Задания:
1. Перепишите дословно часть отрывка о Кугере и Мраке между словами «Сцена, когда мальчики» и «в своих семьях).» включительно.
2. Напишите продолжение отрывка о Кугере и Мраке, начав сразу после его последнего предложения.

Исходный фрагмент:
......
Кугер и Мрак становятся мифом зла, они угрожают детям не как гангстеры, похитители или просто плохие мальчишки;
Кугер – это скорее старый Пью, вернувшийся с Острова Сокровищ, и слепота его сменилась ужасным количеством лет, обрушившихся на него, когда карусель вышла из-под контроля. И когда он шипит Виллу и Джиму: “Ссслишшшком короткая.., ссслишшшком печальная жжжизнь.., для вас обоих!” – я испытываю тот же холодок, который пробежал по моей спине, когда в “Адмирале Бенбоу” впервые появилась черная метка.
Сцена, когда мальчики прячутся от эмиссаров ярмарки, под видом парада ищущих их в городе, становится лучшим итогом того, что Брэдбери помнит о детстве – о том детстве, которое действительно могло существовать между долгими промежутками скуки и такими дрянными занятиями, как “принеси дров”, “помой посуду”, “вынеси мусор” и “присмотри за младшими братьями и сестрами” (возможно, для мифа о детстве имеет значение то, что Вилл и Джим – единственные дети в своих семьях).
"Они прятались в старых гаражах, прятались в старых амбарах, прятались на самых высоких деревьях, на какие только могли залезть, но прятаться было скучно, а скука была хуже страха, так что они слезли вниз и пошли к начальнику полиции и отлично побеседовали с ним, двадцать минут чувствовали себя в полной безопасности в участке, и Виллу пришло в голову совершить обход городских церквей, и они взбирались на все колокольни, пугая голубей, и, возможно, в церквах, особенно на колокольнях, они тоже были в безопасности, а может быть, и нет – во всяком случае, им казалось, что там они защищены. Но затем их вновь одолела скука и надоело однообразие, и они были уже готовы сами отравиться в Луна-парк, лишь бы чем-нибудь заняться, когда, на их счастье, солнце зашло”.
......
Строки данных:
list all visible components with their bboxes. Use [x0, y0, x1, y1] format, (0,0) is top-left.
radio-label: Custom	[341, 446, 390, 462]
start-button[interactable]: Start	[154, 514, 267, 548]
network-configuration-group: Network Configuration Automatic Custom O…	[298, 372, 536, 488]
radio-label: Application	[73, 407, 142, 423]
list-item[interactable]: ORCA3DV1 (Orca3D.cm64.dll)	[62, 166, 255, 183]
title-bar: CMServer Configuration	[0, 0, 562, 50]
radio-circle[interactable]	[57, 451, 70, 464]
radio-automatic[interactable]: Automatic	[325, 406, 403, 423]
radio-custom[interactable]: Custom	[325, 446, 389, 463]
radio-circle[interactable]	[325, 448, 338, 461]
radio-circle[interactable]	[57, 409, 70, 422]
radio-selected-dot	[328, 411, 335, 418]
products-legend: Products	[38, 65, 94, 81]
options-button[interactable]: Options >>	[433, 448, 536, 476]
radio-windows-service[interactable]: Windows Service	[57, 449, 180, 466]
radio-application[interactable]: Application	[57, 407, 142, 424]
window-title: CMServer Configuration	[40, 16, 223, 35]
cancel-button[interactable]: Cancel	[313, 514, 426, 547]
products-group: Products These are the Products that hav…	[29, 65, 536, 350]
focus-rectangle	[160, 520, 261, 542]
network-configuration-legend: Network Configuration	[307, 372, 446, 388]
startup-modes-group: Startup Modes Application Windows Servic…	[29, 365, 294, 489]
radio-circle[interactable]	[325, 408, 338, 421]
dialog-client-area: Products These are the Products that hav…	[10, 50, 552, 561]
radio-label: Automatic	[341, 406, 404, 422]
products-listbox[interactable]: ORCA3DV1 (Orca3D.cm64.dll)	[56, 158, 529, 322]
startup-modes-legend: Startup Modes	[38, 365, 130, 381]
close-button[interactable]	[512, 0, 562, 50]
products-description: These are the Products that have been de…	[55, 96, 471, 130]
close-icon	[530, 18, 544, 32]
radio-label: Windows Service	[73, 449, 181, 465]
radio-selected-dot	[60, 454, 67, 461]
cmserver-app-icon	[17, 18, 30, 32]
......
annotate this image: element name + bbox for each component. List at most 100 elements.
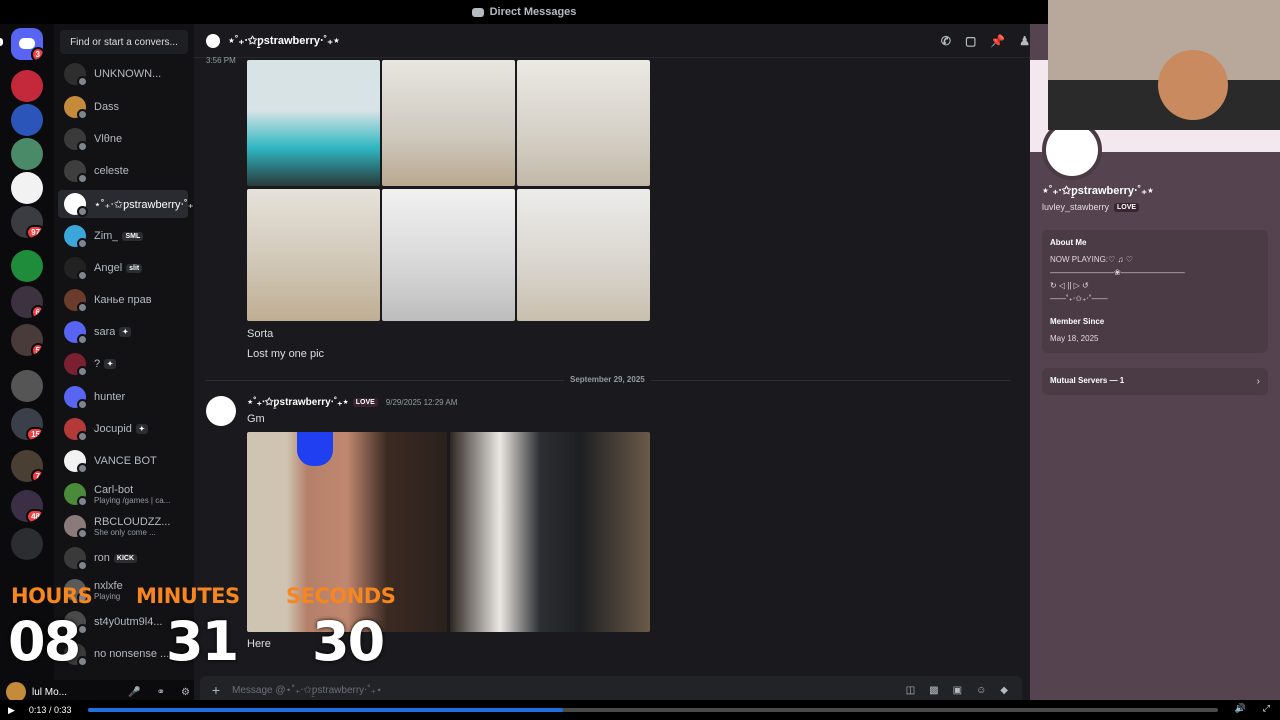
......
Ответы:
1.
Сцена, когда мальчики прячутся от эмиссаров ярмарки, под видом парада ищущих их в городе, становится лучшим итогом того, что Брэдбери помнит о детстве – о том детстве, которое действительно могло существовать между долгими промежутками скуки и такими дрянными занятиями, как “принеси дров”, “помой посуду”, “вынеси мусор” и “присмотри за младшими братьями и сестрами” (возможно, для мифа о детстве имеет значение то, что Вилл и Джим – единственные дети в своих семьях).

2.
Единственным эффективным фоном для брэдбериевских детей из мечты является Чарлз Хэлоуэй, отец из мечты. В образе Чарлза Хэлоуэя мы находим привлекательные черты, которые может дать только фантазия, с ее способностью создавать мифы. Мне кажется, говоря о Чарлзе Хэлоуэе, следует отметить три обстоятельства.
Во-первых, Чарлз Хэлоуэй понимает миф детства, в котором живут мальчики; для всех нас, кто вырастает и с некоторой горечью расстается с родителями, потому что чувствует, что они не понимают нашей молодости, Брэдбери создает образ отца, какого мы, как нам кажется, заслуживаем. Мало кто из реальных родителей способен на такие отклики, как Чарлз Хэлоуэй. Его родительские инстинкты, по-видимому, сверхъестественно обострены. В шкале книги он видит, как мальчики бегут домой, увидев ярмарку, и негромко, про себя, произносит их имена.., и все. И ничего потом не говорит Виллу, хотя мальчики были на ярмарке в три часа ночи. Он не боится, что мальчики рыскали там в поисках наркотиков, или грабили старух, или возились с девочками. Он знает, что они отсутствовали по своим мальчишеским делам, бегали ночью.., как иногда делают мальчишки.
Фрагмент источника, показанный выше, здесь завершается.